> _Short problem_: Reproduce the records below exactly, leaving out any pictures.

* BEGIN Information supplied *

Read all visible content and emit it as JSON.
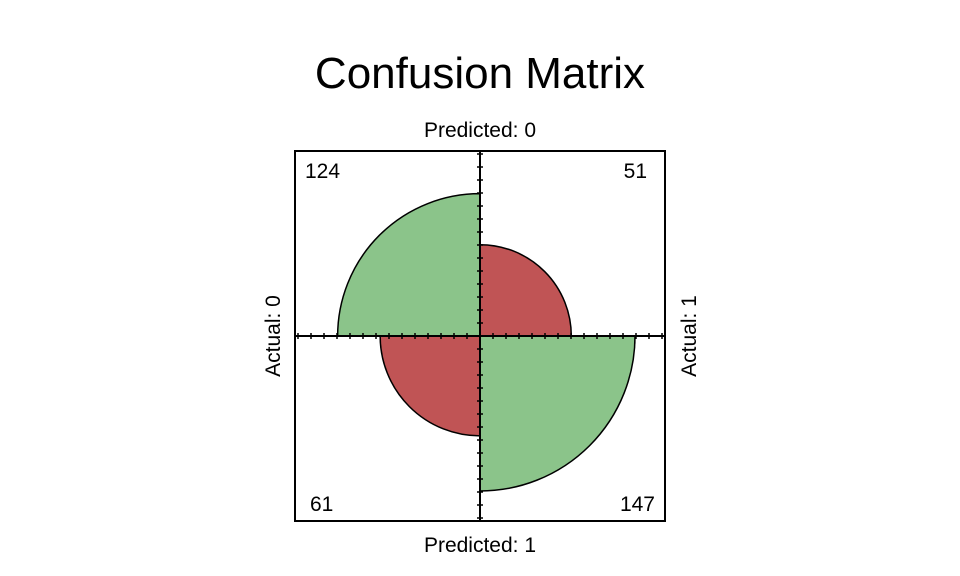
{
  "chart_data": {
    "type": "fourfold",
    "title": "Confusion Matrix",
    "labels": {
      "top": "Predicted: 0",
      "bottom": "Predicted: 1",
      "left": "Actual: 0",
      "right": "Actual: 1"
    },
    "cells": [
      {
        "name": "top-left",
        "count": "124",
        "value": 124,
        "quadrant": "top-left",
        "color": "#8BC48A"
      },
      {
        "name": "top-right",
        "count": "51",
        "value": 51,
        "quadrant": "top-right",
        "color": "#C05455"
      },
      {
        "name": "bottom-left",
        "count": "61",
        "value": 61,
        "quadrant": "bottom-left",
        "color": "#C05455"
      },
      {
        "name": "bottom-right",
        "count": "147",
        "value": 147,
        "quadrant": "bottom-right",
        "color": "#8BC48A"
      }
    ],
    "colors": {
      "correct": "#8BC48A",
      "incorrect": "#C05455",
      "outline": "#000000"
    }
  }
}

* END Information supplied *

> _Correct response_:
Read all visible content and emit it as JSON.
{
  "chart_data": {
    "type": "fourfold",
    "title": "Confusion Matrix",
    "labels": {
      "top": "Predicted: 0",
      "bottom": "Predicted: 1",
      "left": "Actual: 0",
      "right": "Actual: 1"
    },
    "cells": [
      {
        "name": "top-left",
        "count": "124",
        "value": 124,
        "quadrant": "top-left",
        "color": "#8BC48A"
      },
      {
        "name": "top-right",
        "count": "51",
        "value": 51,
        "quadrant": "top-right",
        "color": "#C05455"
      },
      {
        "name": "bottom-left",
        "count": "61",
        "value": 61,
        "quadrant": "bottom-left",
        "color": "#C05455"
      },
      {
        "name": "bottom-right",
        "count": "147",
        "value": 147,
        "quadrant": "bottom-right",
        "color": "#8BC48A"
      }
    ],
    "colors": {
      "correct": "#8BC48A",
      "incorrect": "#C05455",
      "outline": "#000000"
    }
  }
}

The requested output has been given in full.